DATA SECTION |
......
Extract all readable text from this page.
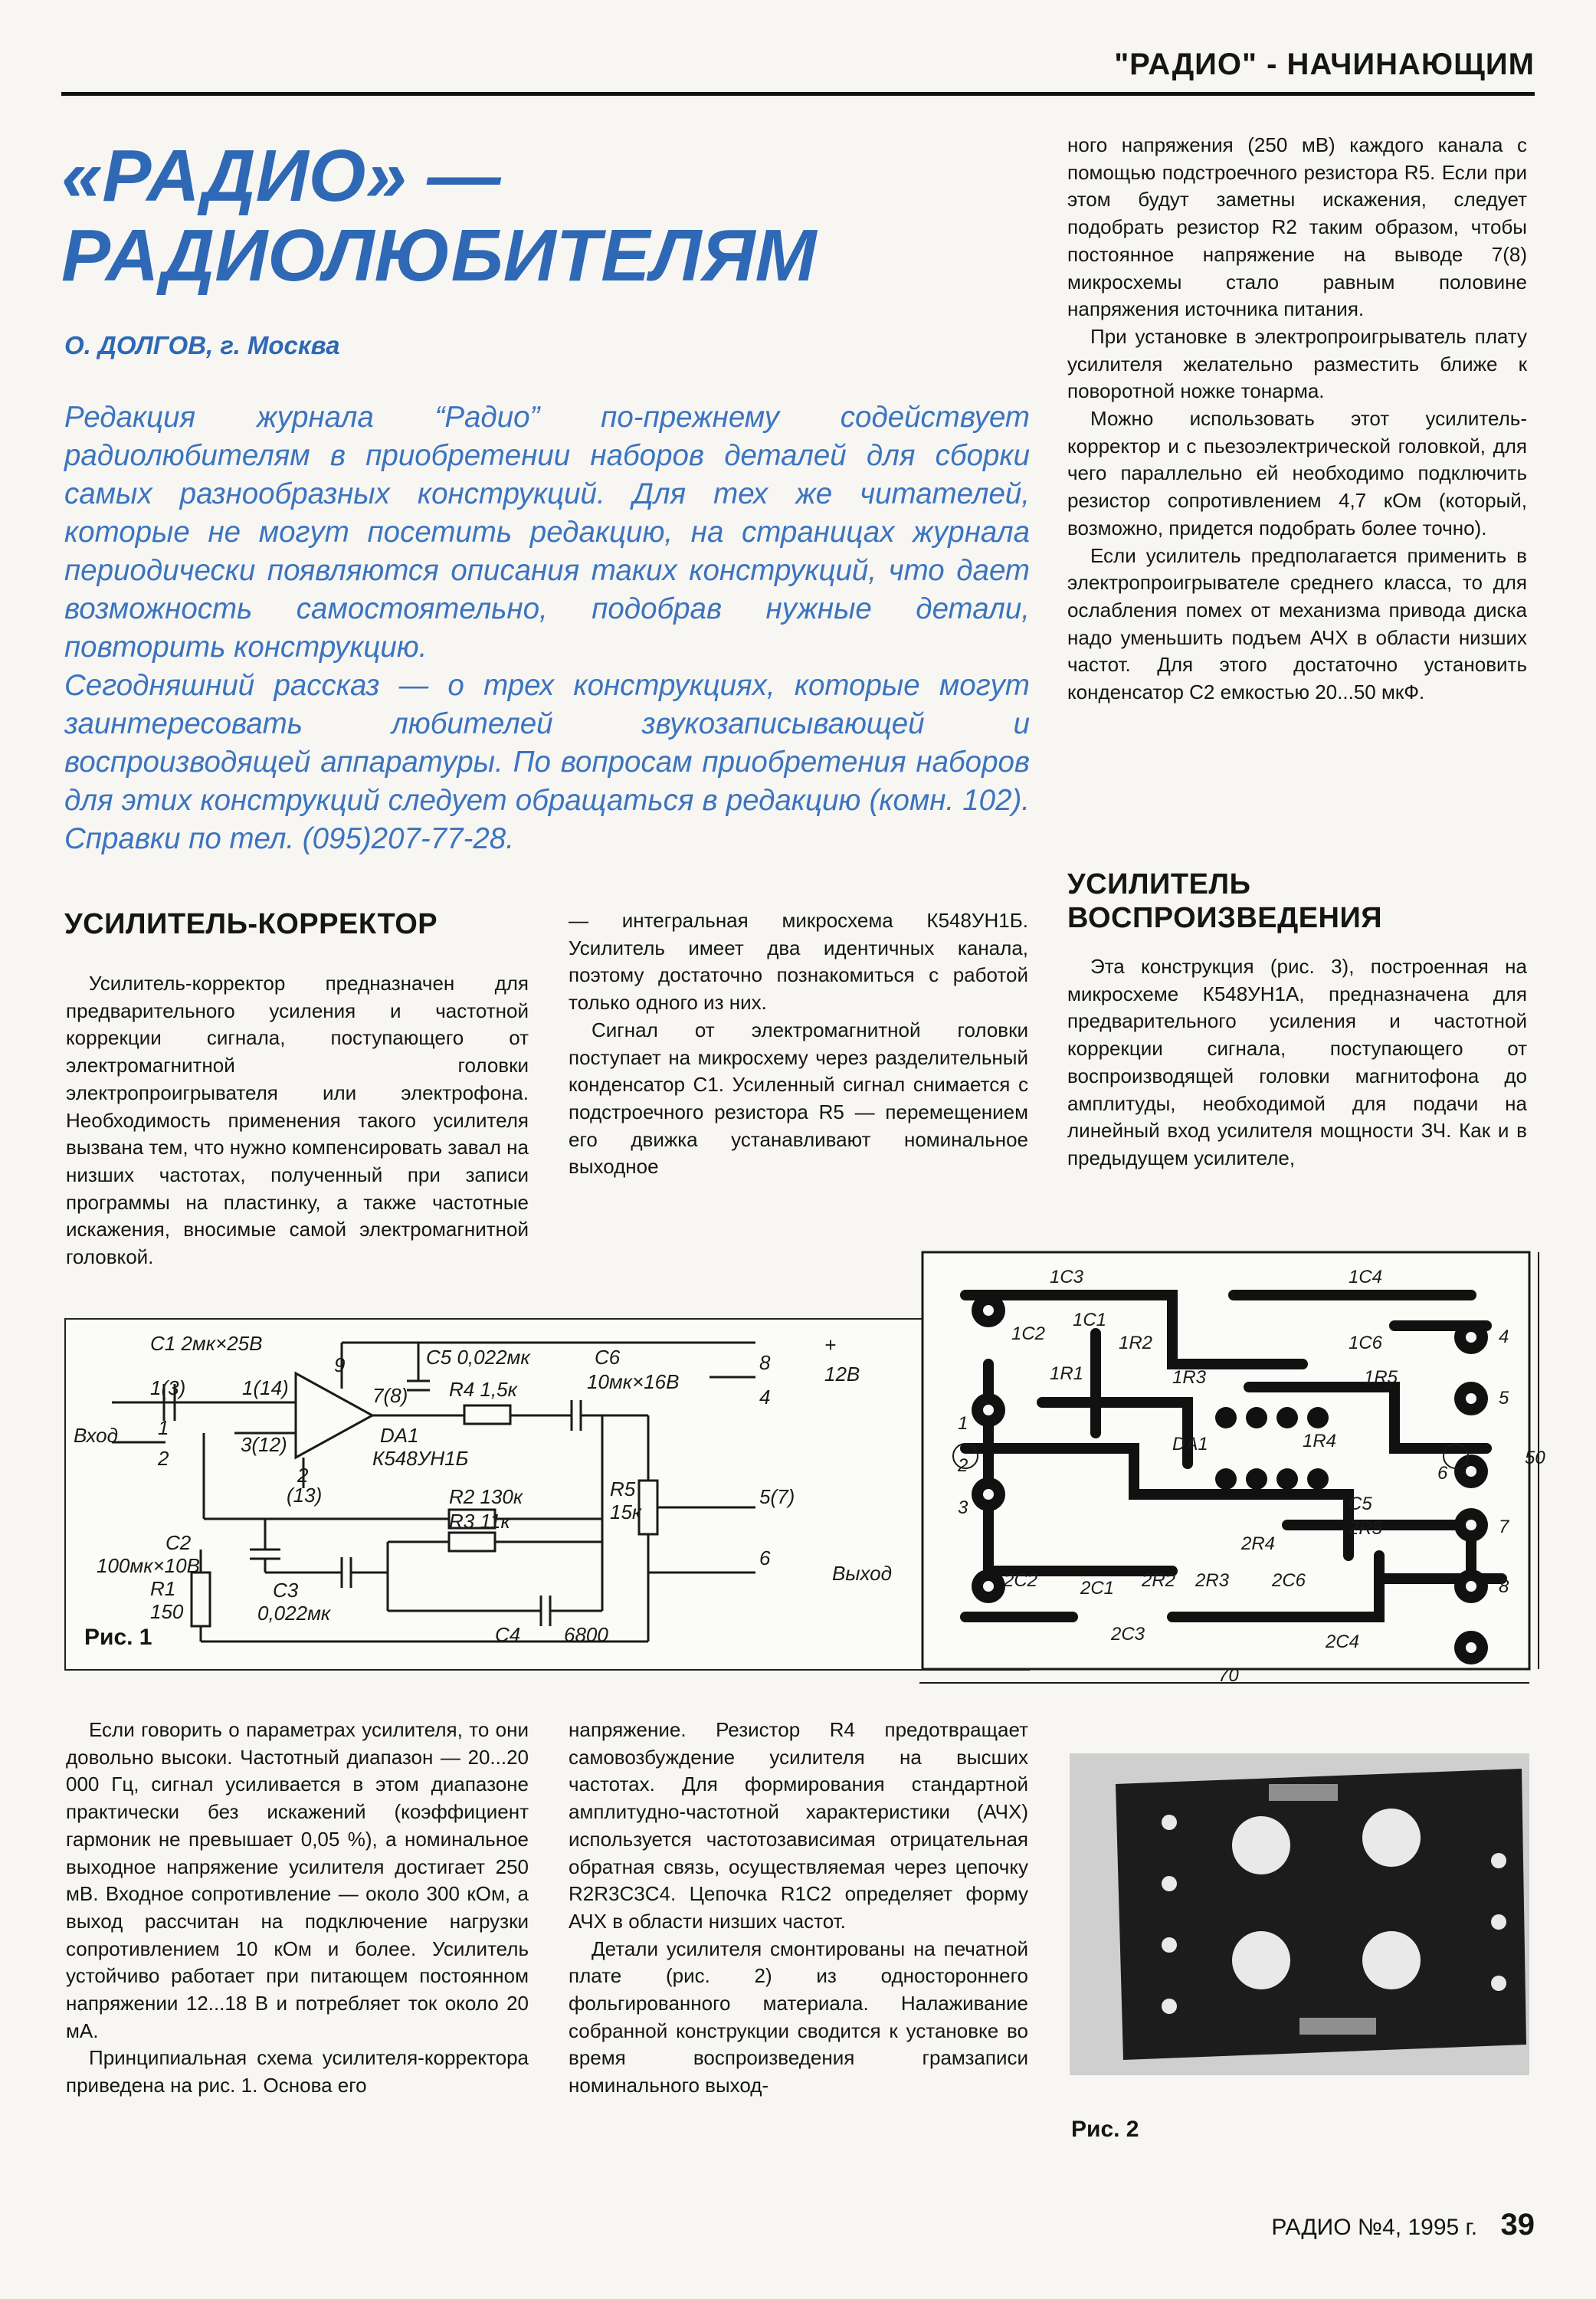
"РАДИО" - НАЧИНАЮЩИМ
«РАДИО» —
РАДИОЛЮБИТЕЛЯМ
О. ДОЛГОВ, г. Москва

Редакция журнала “Радио” по-прежнему содействует радиолюбителям в приобретении наборов деталей для сборки самых разнообразных конструкций. Для тех же читателей, которые не могут посетить редакцию, на страницах журнала периодически появляются описания таких конструкций, что дает возможность самостоятельно, подобрав нужные детали, повторить конструкцию.

Сегодняшний рассказ — о трех конструкциях, которые могут заинтересовать любителей звукозаписывающей и воспроизводящей аппаратуры. По вопросам приобретения наборов для этих конструкций следует обращаться в редакцию (комн. 102). Справки по тел. (095)207-77-28.

ного напряжения (250 мВ) каждого канала с помощью подстроечного резистора R5. Если при этом будут заметны искажения, следует подобрать резистор R2 таким образом, чтобы постоянное напряжение на выводе 7(8) микросхемы стало равным половине напряжения источника питания.

При установке в электропроигрыватель плату усилителя желательно разместить ближе к поворотной ножке тонарма.

Можно использовать этот усилитель-корректор и с пьезоэлектрической головкой, для чего параллельно ей необходимо подключить резистор сопротивлением 4,7 кОм (который, возможно, придется подобрать более точно).

Если усилитель предполагается применить в электропроигрывателе среднего класса, то для ослабления помех от механизма привода диска надо уменьшить подъем АЧХ в области низших частот. Для этого достаточно установить конденсатор С2 емкостью 20...50 мкФ.

УСИЛИТЕЛЬ-КОРРЕКТОР
УСИЛИТЕЛЬ
ВОСПРОИЗВЕДЕНИЯ

Усилитель-корректор предназначен для предварительного усиления и частотной коррекции сигнала, поступающего от электромагнитной головки электропроигрывателя или электрофона. Необходимость применения такого усилителя вызвана тем, что нужно компенсировать завал на низших частотах, полученный при записи программы на пластинку, а также частотные искажения, вносимые самой электромагнитной головкой.

— интегральная микросхема К548УН1Б. Усилитель имеет два идентичных канала, поэтому достаточно познакомиться с работой только одного из них.

Сигнал от электромагнитной головки поступает на микросхему через разделительный конденсатор С1. Усиленный сигнал снимается с подстроечного резистора R5 — перемещением его движка устанавливают номинальное выходное

Эта конструкция (рис. 3), построенная на микросхеме К548УН1А, предназначена для предварительного усиления и частотной коррекции сигнала, поступающего от воспроизводящей головки магнитофона до амплитуды, необходимой для подачи на линейный вход усилителя мощности ЗЧ. Как и в предыдущем усилителе,

С1 2мк×25В
1(3)	1(14)
3(12)
2
(13)
9
7(8)
С5 0,022мк
R4 1,5к
DA1
К548УН1Б
С6
10мк×16В
R2 130к
R3 11к
R5
15к
С2
100мк×10В
R1
150
С3
0,022мк
С4 6800
Вход
Выход
1
2
8
4
5(7)
6
+
12В
Рис. 1
1С3	1С4
1С1
1С2	1R2	1С6
1R1	1R3	1R5
1R4
DA1
С5
2R5
2R4
2С2 2С1 2R2 2R3 2С6
2С3	2С4
1
2
3
4
5
6
7
8
70
50
Рис. 2

Если говорить о параметрах усилителя, то они довольно высоки. Частотный диапазон — 20...20 000 Гц, сигнал усиливается в этом диапазоне практически без искажений (коэффициент гармоник не превышает 0,05 %), а номинальное выходное напряжение усилителя достигает 250 мВ. Входное сопротивление — около 300 кОм, а выход рассчитан на подключение нагрузки сопротивлением 10 кОм и более. Усилитель устойчиво работает при питающем постоянном напряжении 12...18 В и потребляет ток около 20 мА.

Принципиальная схема усилителя-корректора приведена на рис. 1. Основа его

напряжение. Резистор R4 предотвращает самовозбуждение усилителя на высших частотах. Для формирования стандартной амплитудно-частотной характеристики (АЧХ) используется частотозависимая отрицательная обратная связь, осуществляемая через цепочку R2R3C3C4. Цепочка R1C2 определяет форму АЧХ в области низших частот.

Детали усилителя смонтированы на печатной плате (рис. 2) из одностороннего фольгированного материала. Налаживание собранной конструкции сводится к установке во время воспроизведения грамзаписи номинального выход-

РАДИО №4, 1995 г. 39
......
WHAT TO WORK ON | Select every line above that contains the word "подобрать", and copy it.

RESPONSE TO THIS TASK |
ного напряжения (250 мВ) каждого канала с помощью подстроечного резистора R5. Если при этом будут заметны искажения, следует подобрать резистор R2 таким образом, чтобы постоянное напряжение на выводе 7(8) микросхемы стало равным половине напряжения источника питания.
Можно использовать этот усилитель-корректор и с пьезоэлектрической головкой, для чего параллельно ей необходимо подключить резистор сопротивлением 4,7 кОм (который, возможно, придется подобрать более точно).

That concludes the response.